◆ Task details:
Repeat the records below exactly.

◆ Excerpted records:

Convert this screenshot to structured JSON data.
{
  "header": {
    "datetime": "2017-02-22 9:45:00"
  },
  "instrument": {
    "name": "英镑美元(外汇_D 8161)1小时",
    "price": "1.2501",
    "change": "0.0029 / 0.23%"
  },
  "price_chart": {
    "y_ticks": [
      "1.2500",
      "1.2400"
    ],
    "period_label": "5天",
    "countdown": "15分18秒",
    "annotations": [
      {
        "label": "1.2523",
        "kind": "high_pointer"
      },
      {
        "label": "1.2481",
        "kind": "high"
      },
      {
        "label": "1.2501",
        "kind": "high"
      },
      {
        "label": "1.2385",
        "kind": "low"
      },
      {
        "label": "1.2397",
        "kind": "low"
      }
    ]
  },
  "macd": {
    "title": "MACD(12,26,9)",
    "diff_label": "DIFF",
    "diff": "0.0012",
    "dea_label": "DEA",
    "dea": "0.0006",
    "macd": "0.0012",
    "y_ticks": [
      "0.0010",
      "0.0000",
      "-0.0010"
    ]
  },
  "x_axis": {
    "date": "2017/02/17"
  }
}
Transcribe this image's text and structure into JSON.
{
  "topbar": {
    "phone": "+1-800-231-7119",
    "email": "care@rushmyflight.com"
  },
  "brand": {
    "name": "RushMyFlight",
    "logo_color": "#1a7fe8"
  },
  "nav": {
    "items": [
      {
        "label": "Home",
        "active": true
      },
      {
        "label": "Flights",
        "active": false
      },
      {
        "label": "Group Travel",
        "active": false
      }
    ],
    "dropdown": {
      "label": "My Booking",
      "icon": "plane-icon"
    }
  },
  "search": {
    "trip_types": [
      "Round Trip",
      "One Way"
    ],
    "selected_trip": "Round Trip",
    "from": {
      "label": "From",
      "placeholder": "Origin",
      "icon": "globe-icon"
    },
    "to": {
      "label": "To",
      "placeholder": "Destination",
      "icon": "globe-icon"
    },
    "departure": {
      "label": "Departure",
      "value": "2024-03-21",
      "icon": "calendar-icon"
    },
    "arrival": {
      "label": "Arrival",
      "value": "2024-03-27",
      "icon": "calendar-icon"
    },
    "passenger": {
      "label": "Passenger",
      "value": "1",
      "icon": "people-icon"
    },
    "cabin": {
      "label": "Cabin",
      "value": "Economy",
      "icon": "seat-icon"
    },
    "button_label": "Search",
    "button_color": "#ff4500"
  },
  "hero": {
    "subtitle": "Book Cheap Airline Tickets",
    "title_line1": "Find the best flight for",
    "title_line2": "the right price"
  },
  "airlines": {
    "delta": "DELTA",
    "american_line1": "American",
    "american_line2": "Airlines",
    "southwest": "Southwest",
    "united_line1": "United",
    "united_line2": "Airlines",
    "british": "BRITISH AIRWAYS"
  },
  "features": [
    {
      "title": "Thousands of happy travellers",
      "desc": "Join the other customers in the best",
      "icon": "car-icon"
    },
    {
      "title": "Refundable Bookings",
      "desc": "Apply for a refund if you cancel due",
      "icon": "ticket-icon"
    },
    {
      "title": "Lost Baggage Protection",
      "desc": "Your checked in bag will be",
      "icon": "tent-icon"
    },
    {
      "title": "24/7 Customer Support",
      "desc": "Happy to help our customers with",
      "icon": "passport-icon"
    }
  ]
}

◆ The result:
Convert this screenshot to structured JSON data.
{
  "header": {
    "datetime": "2017-02-22 9:45:00"
  },
  "instrument": {
    "name": "英镑美元(外汇_D 8161)1小时",
    "price": "1.2501",
    "change": "0.0029 / 0.23%"
  },
  "price_chart": {
    "y_ticks": [
      "1.2500",
      "1.2400"
    ],
    "period_label": "5天",
    "countdown": "15分18秒",
    "annotations": [
      {
        "label": "1.2523",
        "kind": "high_pointer"
      },
      {
        "label": "1.2481",
        "kind": "high"
      },
      {
        "label": "1.2501",
        "kind": "high"
      },
      {
        "label": "1.2385",
        "kind": "low"
      },
      {
        "label": "1.2397",
        "kind": "low"
      }
    ]
  },
  "macd": {
    "title": "MACD(12,26,9)",
    "diff_label": "DIFF",
    "diff": "0.0012",
    "dea_label": "DEA",
    "dea": "0.0006",
    "macd": "0.0012",
    "y_ticks": [
      "0.0010",
      "0.0000",
      "-0.0010"
    ]
  },
  "x_axis": {
    "date": "2017/02/17"
  }
}
Transcribe this image's text and structure into JSON.
{
  "topbar": {
    "phone": "+1-800-231-7119",
    "email": "care@rushmyflight.com"
  },
  "brand": {
    "name": "RushMyFlight",
    "logo_color": "#1a7fe8"
  },
  "nav": {
    "items": [
      {
        "label": "Home",
        "active": true
      },
      {
        "label": "Flights",
        "active": false
      },
      {
        "label": "Group Travel",
        "active": false
      }
    ],
    "dropdown": {
      "label": "My Booking",
      "icon": "plane-icon"
    }
  },
  "search": {
    "trip_types": [
      "Round Trip",
      "One Way"
    ],
    "selected_trip": "Round Trip",
    "from": {
      "label": "From",
      "placeholder": "Origin",
      "icon": "globe-icon"
    },
    "to": {
      "label": "To",
      "placeholder": "Destination",
      "icon": "globe-icon"
    },
    "departure": {
      "label": "Departure",
      "value": "2024-03-21",
      "icon": "calendar-icon"
    },
    "arrival": {
      "label": "Arrival",
      "value": "2024-03-27",
      "icon": "calendar-icon"
    },
    "passenger": {
      "label": "Passenger",
      "value": "1",
      "icon": "people-icon"
    },
    "cabin": {
      "label": "Cabin",
      "value": "Economy",
      "icon": "seat-icon"
    },
    "button_label": "Search",
    "button_color": "#ff4500"
  },
  "hero": {
    "subtitle": "Book Cheap Airline Tickets",
    "title_line1": "Find the best flight for",
    "title_line2": "the right price"
  },
  "airlines": {
    "delta": "DELTA",
    "american_line1": "American",
    "american_line2": "Airlines",
    "southwest": "Southwest",
    "united_line1": "United",
    "united_line2": "Airlines",
    "british": "BRITISH AIRWAYS"
  },
  "features": [
    {
      "title": "Thousands of happy travellers",
      "desc": "Join the other customers in the best",
      "icon": "car-icon"
    },
    {
      "title": "Refundable Bookings",
      "desc": "Apply for a refund if you cancel due",
      "icon": "ticket-icon"
    },
    {
      "title": "Lost Baggage Protection",
      "desc": "Your checked in bag will be",
      "icon": "tent-icon"
    },
    {
      "title": "24/7 Customer Support",
      "desc": "Happy to help our customers with",
      "icon": "passport-icon"
    }
  ]
}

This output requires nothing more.